### Entries supplied
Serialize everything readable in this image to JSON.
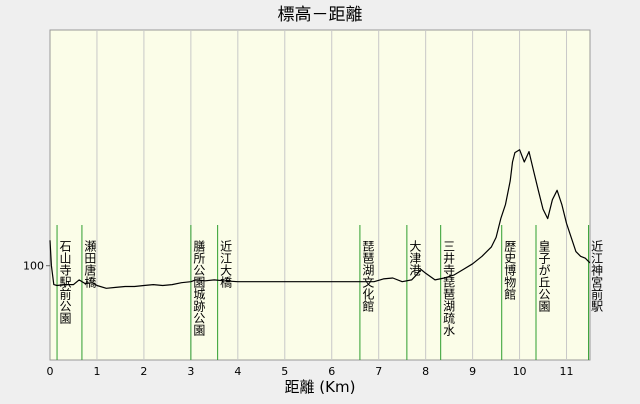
{
  "chart_data": {
    "type": "line",
    "title": "標高－距離",
    "xlabel": "距離 (Km)",
    "ylabel": "",
    "xlim": [
      0,
      11.5
    ],
    "ylim": [
      0,
      350
    ],
    "x_ticks": [
      0,
      1,
      2,
      3,
      4,
      5,
      6,
      7,
      8,
      9,
      10,
      11
    ],
    "x_tick_labels": [
      "0",
      "1",
      "2",
      "3",
      "4",
      "5",
      "6",
      "7",
      "8",
      "9",
      "10",
      "11"
    ],
    "y_ticks": [
      100
    ],
    "y_tick_labels": [
      "100"
    ],
    "grid": true,
    "legend": "none",
    "colors": {
      "plot_background": "#fbfde8",
      "page_background": "#efefef",
      "grid": "#c8c8c8",
      "line": "#000000",
      "marker": "#2e9e2e"
    },
    "series": [
      {
        "x": [
          0,
          0.03,
          0.08,
          0.15,
          0.3,
          0.5,
          0.62,
          0.75,
          0.9,
          1.0,
          1.2,
          1.4,
          1.6,
          1.8,
          2.0,
          2.2,
          2.4,
          2.6,
          2.8,
          3.0,
          3.1,
          3.3,
          3.5,
          3.7,
          4.0,
          4.5,
          5.0,
          5.5,
          6.0,
          6.5,
          6.9,
          7.1,
          7.3,
          7.5,
          7.7,
          7.8,
          7.9,
          8.0,
          8.2,
          8.4,
          8.6,
          8.8,
          9.0,
          9.2,
          9.4,
          9.5,
          9.6,
          9.7,
          9.8,
          9.85,
          9.9,
          10.0,
          10.1,
          10.2,
          10.3,
          10.4,
          10.5,
          10.6,
          10.7,
          10.8,
          10.9,
          11.0,
          11.1,
          11.2,
          11.3,
          11.4,
          11.5
        ],
        "y": [
          127,
          100,
          80,
          79,
          80,
          80,
          85,
          81,
          82,
          79,
          76,
          77,
          78,
          78,
          79,
          80,
          79,
          80,
          82,
          83,
          85,
          84,
          85,
          84,
          83,
          83,
          83,
          83,
          83,
          83,
          83,
          86,
          87,
          83,
          85,
          90,
          96,
          92,
          85,
          87,
          90,
          96,
          102,
          110,
          120,
          130,
          150,
          165,
          190,
          210,
          220,
          223,
          210,
          221,
          200,
          180,
          160,
          150,
          170,
          180,
          165,
          145,
          130,
          115,
          110,
          108,
          103
        ]
      }
    ],
    "markers": [
      {
        "x": 0.15,
        "label": "石山寺駅前公園"
      },
      {
        "x": 0.68,
        "label": "瀬田唐橋"
      },
      {
        "x": 3.0,
        "label": "膳所公園城跡公園"
      },
      {
        "x": 3.57,
        "label": "近江大橋"
      },
      {
        "x": 6.6,
        "label": "琵琶湖文化館"
      },
      {
        "x": 7.6,
        "label": "大津港"
      },
      {
        "x": 8.32,
        "label": "三井寺琵琶湖疏水"
      },
      {
        "x": 9.62,
        "label": "歴史博物館"
      },
      {
        "x": 10.35,
        "label": "皇子が丘公園"
      },
      {
        "x": 11.47,
        "label": "近江神宮前駅"
      }
    ]
  }
}
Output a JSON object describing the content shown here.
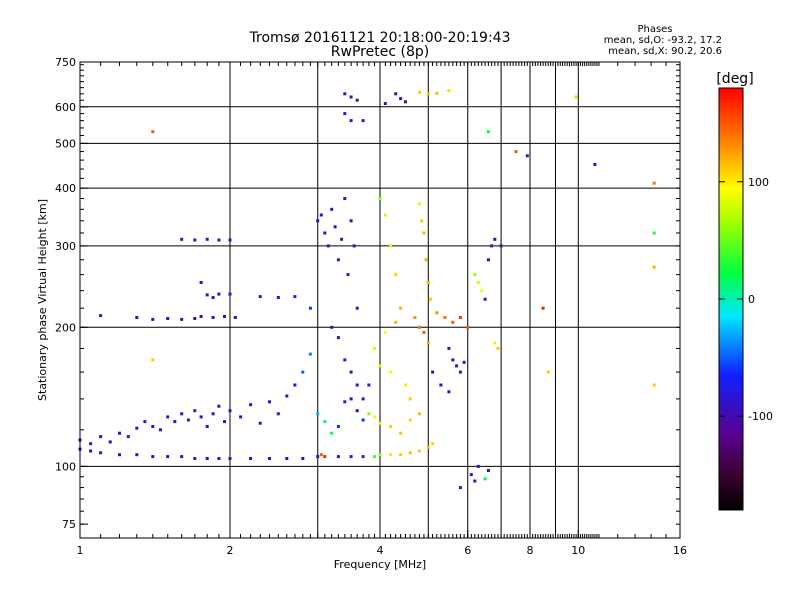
{
  "chart_data": {
    "type": "scatter",
    "title": "Tromsø 20161121 20:18:00-20:19:43",
    "subtitle": "RwPretec (8p)",
    "xlabel": "Frequency [MHz]",
    "ylabel": "Stationary phase Virtual Height [km]",
    "xscale": "log",
    "yscale": "log",
    "xlim": [
      1,
      16
    ],
    "ylim": [
      70,
      750
    ],
    "x_ticks": [
      1,
      2,
      4,
      6,
      8,
      10,
      16
    ],
    "x_tick_labels": [
      "1",
      "2",
      "4",
      "6",
      "8",
      "10",
      "16"
    ],
    "x_grid": [
      2,
      3,
      4,
      5,
      6,
      7,
      8,
      9,
      10
    ],
    "y_ticks": [
      75,
      100,
      200,
      300,
      400,
      500,
      600,
      750
    ],
    "y_tick_labels": [
      "75",
      "100",
      "200",
      "300",
      "400",
      "500",
      "600",
      "750"
    ],
    "y_grid": [
      100,
      200,
      300,
      400,
      500,
      600
    ],
    "grid": true,
    "legend": {
      "title": "Phases",
      "lines": [
        "mean, sd,O: -93.2, 17.2",
        "mean, sd,X:  90.2, 20.6"
      ],
      "placement": "top-right"
    },
    "colorbar": {
      "label": "[deg]",
      "range": [
        -180,
        180
      ],
      "tick_values": [
        100,
        0,
        -100
      ],
      "tick_labels": [
        "100",
        "0",
        "-100"
      ],
      "colormap": "rainbow (black → purple → blue → cyan → green → yellow → red)"
    },
    "series": [
      {
        "points": [
          [
            1.0,
            109,
            -95
          ],
          [
            1.05,
            108,
            -97
          ],
          [
            1.1,
            107,
            -98
          ],
          [
            1.2,
            106,
            -95
          ],
          [
            1.3,
            106,
            -96
          ],
          [
            1.4,
            105,
            -95
          ],
          [
            1.5,
            105,
            -94
          ],
          [
            1.6,
            105,
            -95
          ],
          [
            1.7,
            104,
            -96
          ],
          [
            1.8,
            104,
            -96
          ],
          [
            1.9,
            104,
            -95
          ],
          [
            2.0,
            104,
            -94
          ],
          [
            2.2,
            104,
            -95
          ],
          [
            2.4,
            104,
            -95
          ],
          [
            2.6,
            104,
            -94
          ],
          [
            2.8,
            104,
            -92
          ],
          [
            3.0,
            105,
            -90
          ],
          [
            3.05,
            106,
            150
          ],
          [
            3.1,
            105,
            170
          ],
          [
            3.3,
            105,
            -85
          ],
          [
            3.5,
            105,
            -80
          ],
          [
            3.7,
            105,
            -70
          ],
          [
            3.9,
            105,
            40
          ],
          [
            4.0,
            106,
            60
          ],
          [
            4.2,
            106,
            100
          ],
          [
            4.4,
            106,
            110
          ],
          [
            4.6,
            107,
            115
          ],
          [
            4.8,
            108,
            110
          ],
          [
            5.0,
            110,
            112
          ],
          [
            5.1,
            112,
            105
          ],
          [
            1.0,
            114,
            -100
          ],
          [
            1.05,
            112,
            -92
          ],
          [
            1.1,
            116,
            -90
          ],
          [
            1.15,
            113,
            -95
          ],
          [
            1.2,
            118,
            -98
          ],
          [
            1.25,
            116,
            -90
          ],
          [
            1.3,
            121,
            -94
          ],
          [
            1.35,
            125,
            -96
          ],
          [
            1.4,
            122,
            -92
          ],
          [
            1.45,
            120,
            -95
          ],
          [
            1.5,
            128,
            -97
          ],
          [
            1.55,
            125,
            -95
          ],
          [
            1.6,
            130,
            -93
          ],
          [
            1.65,
            126,
            -96
          ],
          [
            1.7,
            132,
            -92
          ],
          [
            1.75,
            128,
            -94
          ],
          [
            1.8,
            122,
            -95
          ],
          [
            1.85,
            130,
            -97
          ],
          [
            1.9,
            135,
            -92
          ],
          [
            1.95,
            125,
            -91
          ],
          [
            2.0,
            132,
            -94
          ],
          [
            2.1,
            128,
            -90
          ],
          [
            2.2,
            136,
            -92
          ],
          [
            2.3,
            124,
            -96
          ],
          [
            2.4,
            138,
            -88
          ],
          [
            2.5,
            130,
            -85
          ],
          [
            2.6,
            142,
            -80
          ],
          [
            2.7,
            150,
            -70
          ],
          [
            2.8,
            160,
            -50
          ],
          [
            2.9,
            175,
            -40
          ],
          [
            3.0,
            130,
            -30
          ],
          [
            3.1,
            125,
            10
          ],
          [
            3.2,
            118,
            20
          ],
          [
            3.3,
            122,
            -60
          ],
          [
            3.4,
            138,
            -85
          ],
          [
            3.5,
            140,
            -88
          ],
          [
            3.6,
            132,
            -90
          ],
          [
            3.7,
            126,
            -60
          ],
          [
            3.8,
            130,
            60
          ],
          [
            3.9,
            128,
            90
          ],
          [
            4.0,
            124,
            100
          ],
          [
            4.2,
            122,
            110
          ],
          [
            4.4,
            118,
            112
          ],
          [
            4.6,
            126,
            108
          ],
          [
            4.8,
            130,
            115
          ],
          [
            1.1,
            212,
            -95
          ],
          [
            1.3,
            210,
            -96
          ],
          [
            1.4,
            208,
            -95
          ],
          [
            1.5,
            209,
            -94
          ],
          [
            1.6,
            208,
            -96
          ],
          [
            1.7,
            209,
            -95
          ],
          [
            1.75,
            211,
            -94
          ],
          [
            1.85,
            210,
            -95
          ],
          [
            1.95,
            211,
            -93
          ],
          [
            2.05,
            210,
            -92
          ],
          [
            1.6,
            310,
            -95
          ],
          [
            1.7,
            309,
            -96
          ],
          [
            1.8,
            310,
            -95
          ],
          [
            1.9,
            309,
            -94
          ],
          [
            2.0,
            309,
            -95
          ],
          [
            1.75,
            250,
            -96
          ],
          [
            1.8,
            235,
            -95
          ],
          [
            1.85,
            232,
            -94
          ],
          [
            1.9,
            236,
            -95
          ],
          [
            2.0,
            236,
            -90
          ],
          [
            2.3,
            233,
            -85
          ],
          [
            2.5,
            232,
            -80
          ],
          [
            2.7,
            233,
            -70
          ],
          [
            2.9,
            220,
            -60
          ],
          [
            3.0,
            340,
            -90
          ],
          [
            3.05,
            350,
            -92
          ],
          [
            3.1,
            320,
            -94
          ],
          [
            3.15,
            300,
            -95
          ],
          [
            3.2,
            360,
            -93
          ],
          [
            3.25,
            330,
            -96
          ],
          [
            3.3,
            280,
            -92
          ],
          [
            3.35,
            310,
            -94
          ],
          [
            3.4,
            380,
            -90
          ],
          [
            3.45,
            260,
            -88
          ],
          [
            3.5,
            340,
            -92
          ],
          [
            3.55,
            300,
            -95
          ],
          [
            3.6,
            220,
            -90
          ],
          [
            3.2,
            200,
            -92
          ],
          [
            3.3,
            190,
            -94
          ],
          [
            3.4,
            170,
            -90
          ],
          [
            3.5,
            160,
            -92
          ],
          [
            3.6,
            150,
            -88
          ],
          [
            3.7,
            140,
            -86
          ],
          [
            3.8,
            150,
            -80
          ],
          [
            3.4,
            640,
            -90
          ],
          [
            3.5,
            630,
            -92
          ],
          [
            3.6,
            620,
            -95
          ],
          [
            3.4,
            580,
            -88
          ],
          [
            3.5,
            560,
            -90
          ],
          [
            4.3,
            640,
            -100
          ],
          [
            4.4,
            625,
            -98
          ],
          [
            4.5,
            615,
            -96
          ],
          [
            4.1,
            610,
            -95
          ],
          [
            3.7,
            560,
            -90
          ],
          [
            4.8,
            645,
            110
          ],
          [
            5.0,
            640,
            112
          ],
          [
            5.2,
            642,
            115
          ],
          [
            5.5,
            650,
            108
          ],
          [
            4.0,
            380,
            60
          ],
          [
            4.1,
            350,
            80
          ],
          [
            4.2,
            300,
            100
          ],
          [
            4.3,
            260,
            110
          ],
          [
            4.4,
            220,
            120
          ],
          [
            4.8,
            370,
            100
          ],
          [
            4.85,
            340,
            110
          ],
          [
            4.9,
            320,
            115
          ],
          [
            4.95,
            280,
            120
          ],
          [
            5.0,
            250,
            118
          ],
          [
            5.05,
            230,
            112
          ],
          [
            4.7,
            210,
            130
          ],
          [
            4.8,
            200,
            140
          ],
          [
            4.9,
            195,
            150
          ],
          [
            5.0,
            185,
            120
          ],
          [
            5.2,
            215,
            130
          ],
          [
            5.4,
            210,
            140
          ],
          [
            5.6,
            205,
            150
          ],
          [
            5.8,
            210,
            160
          ],
          [
            6.0,
            200,
            150
          ],
          [
            5.5,
            180,
            -100
          ],
          [
            5.6,
            170,
            -95
          ],
          [
            5.7,
            165,
            -92
          ],
          [
            5.8,
            160,
            -96
          ],
          [
            5.9,
            168,
            -90
          ],
          [
            6.2,
            260,
            60
          ],
          [
            6.3,
            250,
            80
          ],
          [
            6.4,
            240,
            90
          ],
          [
            6.5,
            230,
            -100
          ],
          [
            6.6,
            280,
            -95
          ],
          [
            6.7,
            300,
            -90
          ],
          [
            6.8,
            310,
            -92
          ],
          [
            7.0,
            300,
            -95
          ],
          [
            6.8,
            185,
            100
          ],
          [
            6.9,
            180,
            110
          ],
          [
            5.1,
            160,
            -100
          ],
          [
            5.3,
            150,
            -95
          ],
          [
            5.5,
            145,
            -90
          ],
          [
            4.6,
            140,
            110
          ],
          [
            4.5,
            150,
            100
          ],
          [
            4.2,
            160,
            90
          ],
          [
            4.0,
            165,
            80
          ],
          [
            3.9,
            180,
            85
          ],
          [
            4.1,
            195,
            95
          ],
          [
            4.3,
            205,
            120
          ],
          [
            6.3,
            100,
            -80
          ],
          [
            6.6,
            98,
            -90
          ],
          [
            6.5,
            94,
            20
          ],
          [
            6.1,
            96,
            -85
          ],
          [
            1.4,
            530,
            150
          ],
          [
            1.4,
            170,
            110
          ],
          [
            6.6,
            530,
            20
          ],
          [
            7.5,
            480,
            150
          ],
          [
            7.9,
            470,
            -90
          ],
          [
            8.5,
            220,
            170
          ],
          [
            8.7,
            160,
            110
          ],
          [
            9.9,
            630,
            110
          ],
          [
            10.8,
            450,
            -80
          ],
          [
            14.2,
            410,
            140
          ],
          [
            14.2,
            320,
            30
          ],
          [
            14.2,
            270,
            120
          ],
          [
            14.2,
            150,
            110
          ],
          [
            5.8,
            90,
            -100
          ],
          [
            6.2,
            93,
            -90
          ]
        ]
      }
    ]
  }
}
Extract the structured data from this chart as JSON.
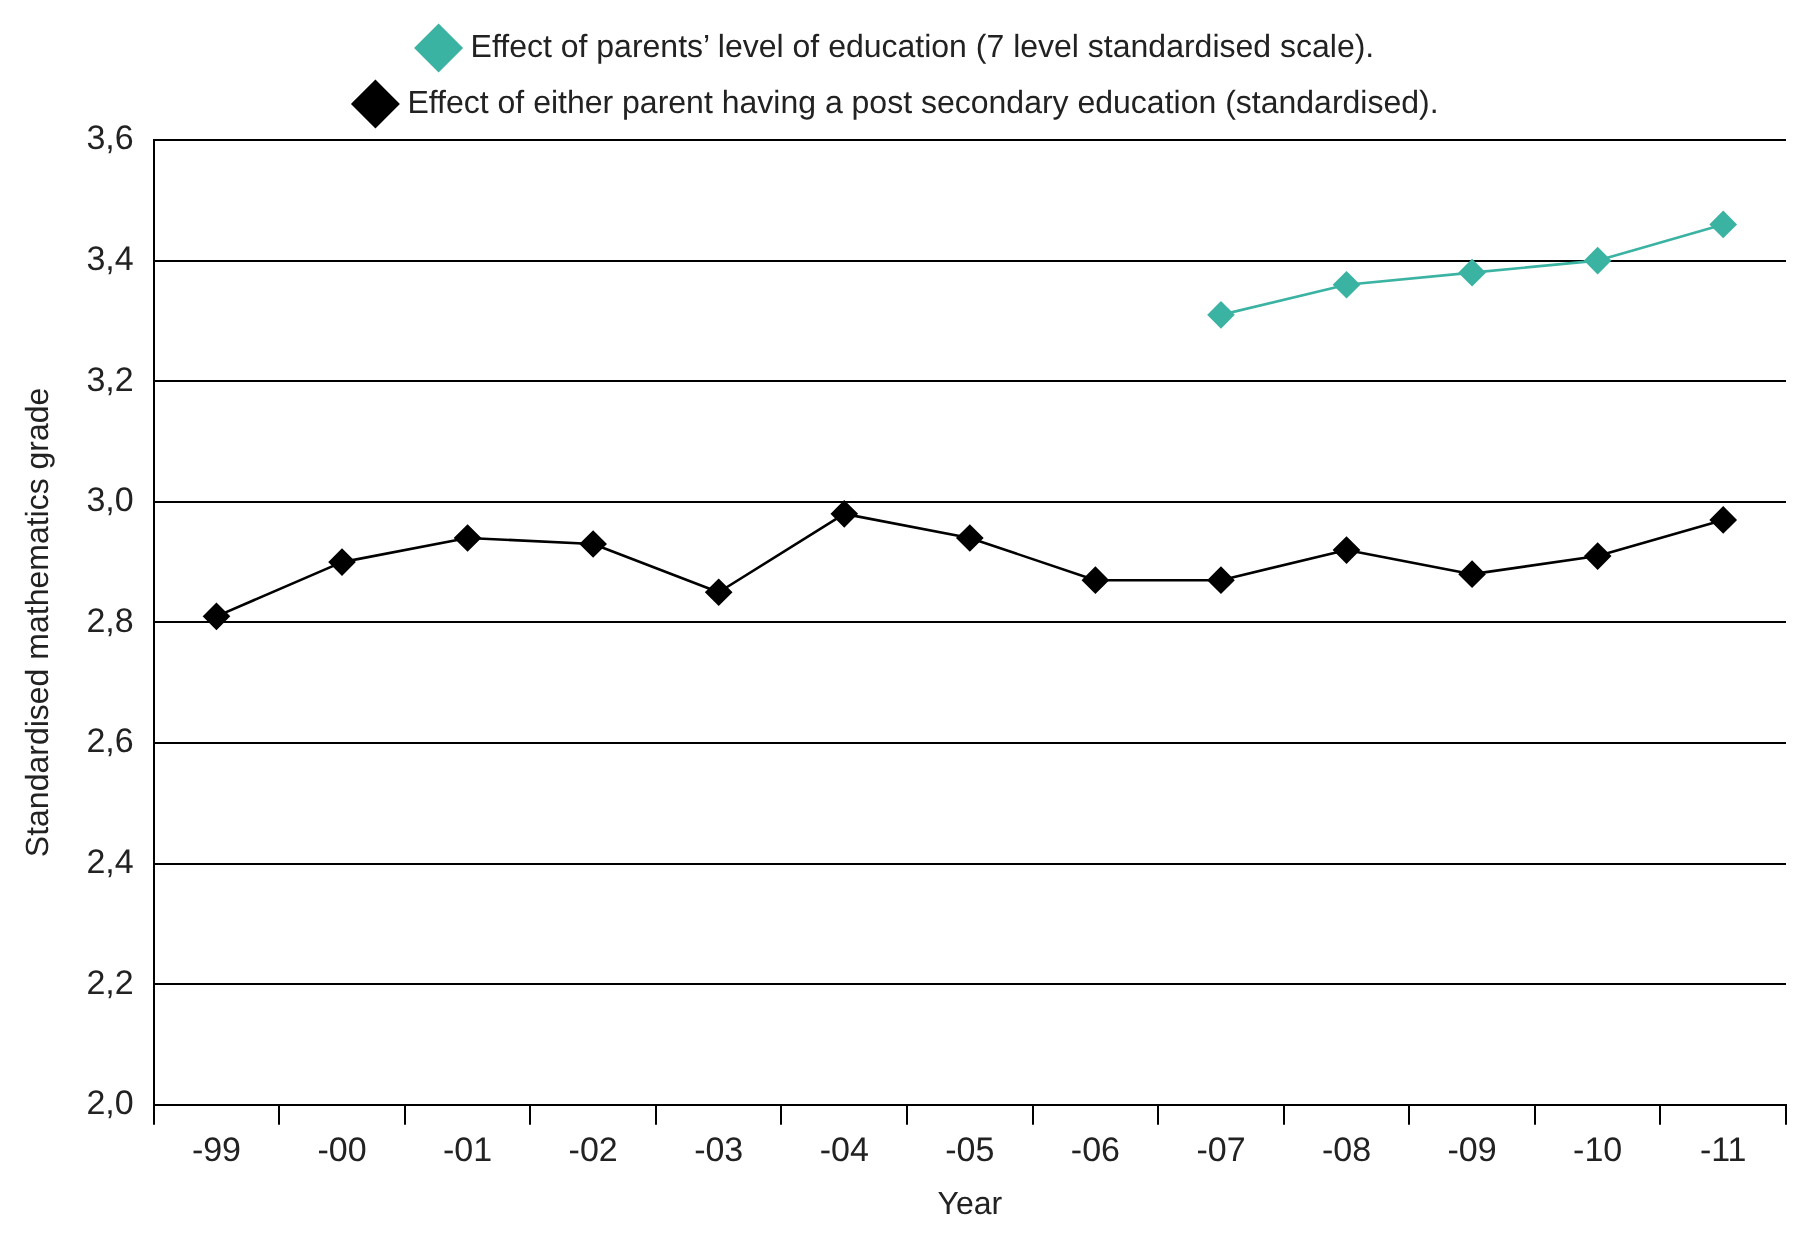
{
  "chart_data": {
    "type": "line",
    "xlabel": "Year",
    "ylabel": "Standardised mathematics grade",
    "categories": [
      "-99",
      "-00",
      "-01",
      "-02",
      "-03",
      "-04",
      "-05",
      "-06",
      "-07",
      "-08",
      "-09",
      "-10",
      "-11"
    ],
    "series": [
      {
        "name": "Effect of parents’ level of education (7 level standardised scale).",
        "color": "#3bb3a3",
        "values": [
          null,
          null,
          null,
          null,
          null,
          null,
          null,
          null,
          3.31,
          3.36,
          3.38,
          3.4,
          3.46
        ]
      },
      {
        "name": "Effect of either parent having a post secondary education (standardised).",
        "color": "#000000",
        "values": [
          2.81,
          2.9,
          2.94,
          2.93,
          2.85,
          2.98,
          2.94,
          2.87,
          2.87,
          2.92,
          2.88,
          2.91,
          2.97
        ]
      }
    ],
    "ylim": [
      2.0,
      3.6
    ],
    "yticks": [
      {
        "value": 2.0,
        "label": "2,0"
      },
      {
        "value": 2.2,
        "label": "2,2"
      },
      {
        "value": 2.4,
        "label": "2,4"
      },
      {
        "value": 2.6,
        "label": "2,6"
      },
      {
        "value": 2.8,
        "label": "2,8"
      },
      {
        "value": 3.0,
        "label": "3,0"
      },
      {
        "value": 3.2,
        "label": "3,2"
      },
      {
        "value": 3.4,
        "label": "3,4"
      },
      {
        "value": 3.6,
        "label": "3,6"
      }
    ],
    "grid": "y",
    "legend": "top",
    "marker": "diamond",
    "line_style": "solid"
  }
}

### To be done
Gather all lines of the records that include the word "ylabel".

### Expected output
    "ylabel": "",
    "ylabel": "Stationary phase Virtual Height [km]",
    "ylabel": "Standardised mathematics grade",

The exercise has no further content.